### RECORDS PROVIDED

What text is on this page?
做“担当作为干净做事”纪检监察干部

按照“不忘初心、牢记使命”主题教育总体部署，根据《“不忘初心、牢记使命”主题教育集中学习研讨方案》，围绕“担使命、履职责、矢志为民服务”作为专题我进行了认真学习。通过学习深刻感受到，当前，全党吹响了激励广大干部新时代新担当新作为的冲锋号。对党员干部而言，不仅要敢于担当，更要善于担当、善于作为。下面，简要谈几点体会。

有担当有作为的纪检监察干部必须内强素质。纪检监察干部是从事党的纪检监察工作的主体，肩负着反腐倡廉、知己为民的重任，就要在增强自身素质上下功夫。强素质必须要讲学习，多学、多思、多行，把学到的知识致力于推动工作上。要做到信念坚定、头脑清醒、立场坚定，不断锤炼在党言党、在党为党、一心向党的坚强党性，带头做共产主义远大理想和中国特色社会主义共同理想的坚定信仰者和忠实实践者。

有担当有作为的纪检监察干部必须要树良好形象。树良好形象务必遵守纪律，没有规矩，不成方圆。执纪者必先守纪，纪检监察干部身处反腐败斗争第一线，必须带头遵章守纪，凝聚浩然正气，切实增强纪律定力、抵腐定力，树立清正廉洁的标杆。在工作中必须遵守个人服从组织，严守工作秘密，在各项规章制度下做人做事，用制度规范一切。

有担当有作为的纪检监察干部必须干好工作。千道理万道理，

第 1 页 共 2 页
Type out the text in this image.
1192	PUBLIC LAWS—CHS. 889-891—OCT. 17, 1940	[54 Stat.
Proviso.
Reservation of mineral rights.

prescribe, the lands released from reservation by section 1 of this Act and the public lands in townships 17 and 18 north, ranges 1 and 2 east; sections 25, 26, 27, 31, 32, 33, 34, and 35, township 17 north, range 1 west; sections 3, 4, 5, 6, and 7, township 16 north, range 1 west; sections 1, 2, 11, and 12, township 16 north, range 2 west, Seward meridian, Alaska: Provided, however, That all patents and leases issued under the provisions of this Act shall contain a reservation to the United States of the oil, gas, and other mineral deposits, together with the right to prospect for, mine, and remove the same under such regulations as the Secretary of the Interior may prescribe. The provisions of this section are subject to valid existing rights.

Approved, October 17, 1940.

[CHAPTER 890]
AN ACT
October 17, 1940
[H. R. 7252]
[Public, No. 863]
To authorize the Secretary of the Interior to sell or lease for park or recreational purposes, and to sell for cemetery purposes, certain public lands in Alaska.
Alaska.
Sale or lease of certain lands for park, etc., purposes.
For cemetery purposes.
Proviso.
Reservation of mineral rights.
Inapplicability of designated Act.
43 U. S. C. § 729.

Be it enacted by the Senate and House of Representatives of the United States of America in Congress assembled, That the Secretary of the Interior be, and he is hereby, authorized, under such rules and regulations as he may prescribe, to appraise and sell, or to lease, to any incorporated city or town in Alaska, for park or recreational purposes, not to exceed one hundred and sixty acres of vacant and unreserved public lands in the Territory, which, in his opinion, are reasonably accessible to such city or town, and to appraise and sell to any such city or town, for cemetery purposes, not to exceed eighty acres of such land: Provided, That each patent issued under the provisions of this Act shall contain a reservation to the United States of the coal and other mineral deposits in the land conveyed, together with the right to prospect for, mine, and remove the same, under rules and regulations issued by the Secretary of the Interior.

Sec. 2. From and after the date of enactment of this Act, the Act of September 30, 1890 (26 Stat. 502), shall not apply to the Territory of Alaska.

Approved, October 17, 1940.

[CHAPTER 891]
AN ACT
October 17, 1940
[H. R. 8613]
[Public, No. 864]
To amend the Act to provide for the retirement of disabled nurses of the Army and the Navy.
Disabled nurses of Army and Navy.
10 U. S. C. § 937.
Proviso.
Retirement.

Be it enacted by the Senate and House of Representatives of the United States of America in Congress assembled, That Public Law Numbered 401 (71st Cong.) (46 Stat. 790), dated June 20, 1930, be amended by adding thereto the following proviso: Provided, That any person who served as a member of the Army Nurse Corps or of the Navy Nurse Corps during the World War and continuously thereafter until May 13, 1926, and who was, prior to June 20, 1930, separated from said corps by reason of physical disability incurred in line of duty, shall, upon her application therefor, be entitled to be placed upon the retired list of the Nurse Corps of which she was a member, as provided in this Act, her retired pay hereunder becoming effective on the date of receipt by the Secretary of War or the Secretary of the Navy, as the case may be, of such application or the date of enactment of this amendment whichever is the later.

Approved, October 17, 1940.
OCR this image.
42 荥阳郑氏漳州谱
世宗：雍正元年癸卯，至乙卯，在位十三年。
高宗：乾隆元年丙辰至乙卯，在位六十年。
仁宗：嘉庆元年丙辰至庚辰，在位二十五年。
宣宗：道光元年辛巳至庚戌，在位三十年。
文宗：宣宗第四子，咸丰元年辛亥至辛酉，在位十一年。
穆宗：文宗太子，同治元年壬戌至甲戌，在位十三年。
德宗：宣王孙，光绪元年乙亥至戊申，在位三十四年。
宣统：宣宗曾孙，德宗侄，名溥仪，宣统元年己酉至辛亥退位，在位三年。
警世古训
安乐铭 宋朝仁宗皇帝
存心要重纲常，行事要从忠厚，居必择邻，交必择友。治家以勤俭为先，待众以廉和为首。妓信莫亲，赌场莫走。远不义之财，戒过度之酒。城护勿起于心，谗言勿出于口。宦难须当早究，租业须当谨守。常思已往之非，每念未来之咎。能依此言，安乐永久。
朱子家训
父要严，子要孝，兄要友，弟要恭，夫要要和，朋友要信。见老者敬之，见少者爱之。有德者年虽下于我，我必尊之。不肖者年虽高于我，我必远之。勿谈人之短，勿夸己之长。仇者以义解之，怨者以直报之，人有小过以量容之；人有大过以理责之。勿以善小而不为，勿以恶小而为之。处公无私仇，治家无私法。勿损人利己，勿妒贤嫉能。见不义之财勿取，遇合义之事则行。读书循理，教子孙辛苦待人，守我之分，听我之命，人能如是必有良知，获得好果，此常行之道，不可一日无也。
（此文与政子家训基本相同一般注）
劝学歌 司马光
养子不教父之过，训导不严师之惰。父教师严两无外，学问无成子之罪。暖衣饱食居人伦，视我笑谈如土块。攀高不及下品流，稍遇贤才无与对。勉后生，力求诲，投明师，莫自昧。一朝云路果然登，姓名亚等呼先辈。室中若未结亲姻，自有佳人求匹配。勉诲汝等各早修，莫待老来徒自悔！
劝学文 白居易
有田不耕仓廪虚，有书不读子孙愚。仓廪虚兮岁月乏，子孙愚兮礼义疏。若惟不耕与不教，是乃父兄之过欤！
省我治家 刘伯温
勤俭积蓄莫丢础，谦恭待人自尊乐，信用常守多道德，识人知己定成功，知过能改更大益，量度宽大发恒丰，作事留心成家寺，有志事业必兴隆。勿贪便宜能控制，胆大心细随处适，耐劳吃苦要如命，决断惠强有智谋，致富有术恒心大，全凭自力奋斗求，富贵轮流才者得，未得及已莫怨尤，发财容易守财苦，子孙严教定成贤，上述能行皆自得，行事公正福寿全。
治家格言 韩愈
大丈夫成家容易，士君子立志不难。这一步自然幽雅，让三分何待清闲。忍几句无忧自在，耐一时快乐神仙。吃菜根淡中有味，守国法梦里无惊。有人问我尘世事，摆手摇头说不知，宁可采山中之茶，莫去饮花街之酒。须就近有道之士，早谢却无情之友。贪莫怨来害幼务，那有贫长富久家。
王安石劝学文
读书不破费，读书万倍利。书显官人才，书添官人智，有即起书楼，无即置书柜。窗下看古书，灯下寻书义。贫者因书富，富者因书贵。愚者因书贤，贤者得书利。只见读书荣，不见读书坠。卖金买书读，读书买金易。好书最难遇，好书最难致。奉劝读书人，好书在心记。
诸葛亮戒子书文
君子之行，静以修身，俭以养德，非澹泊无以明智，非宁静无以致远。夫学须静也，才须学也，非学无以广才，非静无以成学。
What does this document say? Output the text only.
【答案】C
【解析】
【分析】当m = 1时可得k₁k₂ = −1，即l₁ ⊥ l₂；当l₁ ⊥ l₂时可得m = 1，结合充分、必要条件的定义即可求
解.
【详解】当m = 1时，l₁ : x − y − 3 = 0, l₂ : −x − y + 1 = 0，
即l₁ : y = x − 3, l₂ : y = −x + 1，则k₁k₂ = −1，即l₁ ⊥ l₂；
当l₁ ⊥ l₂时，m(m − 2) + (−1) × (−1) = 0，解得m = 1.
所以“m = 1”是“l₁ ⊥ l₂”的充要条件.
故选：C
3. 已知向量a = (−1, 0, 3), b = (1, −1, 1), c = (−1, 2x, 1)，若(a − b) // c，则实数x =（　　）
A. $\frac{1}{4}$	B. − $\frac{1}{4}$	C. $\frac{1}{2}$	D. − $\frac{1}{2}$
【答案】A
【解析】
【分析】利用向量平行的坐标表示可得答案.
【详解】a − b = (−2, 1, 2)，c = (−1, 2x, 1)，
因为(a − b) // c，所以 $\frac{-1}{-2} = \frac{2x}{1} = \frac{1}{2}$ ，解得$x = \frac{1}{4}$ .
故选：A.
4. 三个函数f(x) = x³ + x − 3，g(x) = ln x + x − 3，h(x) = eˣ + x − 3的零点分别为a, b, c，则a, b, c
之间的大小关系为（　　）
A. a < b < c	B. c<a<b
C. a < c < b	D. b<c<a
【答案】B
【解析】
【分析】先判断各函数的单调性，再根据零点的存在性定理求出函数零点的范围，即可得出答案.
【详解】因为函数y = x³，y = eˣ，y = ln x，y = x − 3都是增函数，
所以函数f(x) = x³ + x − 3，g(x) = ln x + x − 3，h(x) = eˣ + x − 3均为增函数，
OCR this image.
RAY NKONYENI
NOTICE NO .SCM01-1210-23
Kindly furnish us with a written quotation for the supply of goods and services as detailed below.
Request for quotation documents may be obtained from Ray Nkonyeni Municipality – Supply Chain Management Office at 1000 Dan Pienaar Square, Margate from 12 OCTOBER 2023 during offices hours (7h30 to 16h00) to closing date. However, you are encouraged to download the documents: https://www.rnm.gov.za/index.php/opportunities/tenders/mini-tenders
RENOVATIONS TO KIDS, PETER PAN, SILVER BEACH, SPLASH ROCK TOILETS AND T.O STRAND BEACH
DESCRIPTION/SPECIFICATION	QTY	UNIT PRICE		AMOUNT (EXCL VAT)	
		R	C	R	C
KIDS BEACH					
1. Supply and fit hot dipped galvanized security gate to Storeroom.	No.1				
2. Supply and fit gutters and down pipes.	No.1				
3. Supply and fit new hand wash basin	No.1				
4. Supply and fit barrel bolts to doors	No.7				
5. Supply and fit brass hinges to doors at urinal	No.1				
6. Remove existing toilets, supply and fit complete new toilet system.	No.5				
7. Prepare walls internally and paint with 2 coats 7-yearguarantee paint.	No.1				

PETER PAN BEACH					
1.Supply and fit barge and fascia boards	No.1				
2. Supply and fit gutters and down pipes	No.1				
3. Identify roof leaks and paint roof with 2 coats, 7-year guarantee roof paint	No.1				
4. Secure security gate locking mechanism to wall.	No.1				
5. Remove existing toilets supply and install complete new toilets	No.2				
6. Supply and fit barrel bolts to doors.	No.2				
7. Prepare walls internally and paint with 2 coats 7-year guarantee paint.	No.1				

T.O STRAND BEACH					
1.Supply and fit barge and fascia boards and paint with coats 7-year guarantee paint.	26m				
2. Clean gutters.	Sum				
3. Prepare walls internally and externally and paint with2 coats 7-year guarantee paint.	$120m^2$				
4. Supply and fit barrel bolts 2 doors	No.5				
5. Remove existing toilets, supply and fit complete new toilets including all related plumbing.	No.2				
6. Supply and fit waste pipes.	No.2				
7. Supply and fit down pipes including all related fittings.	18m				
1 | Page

######

THE TASK: State how many lines include the string "cemetery". Give no other information.

FINISHED EXERCISE: 3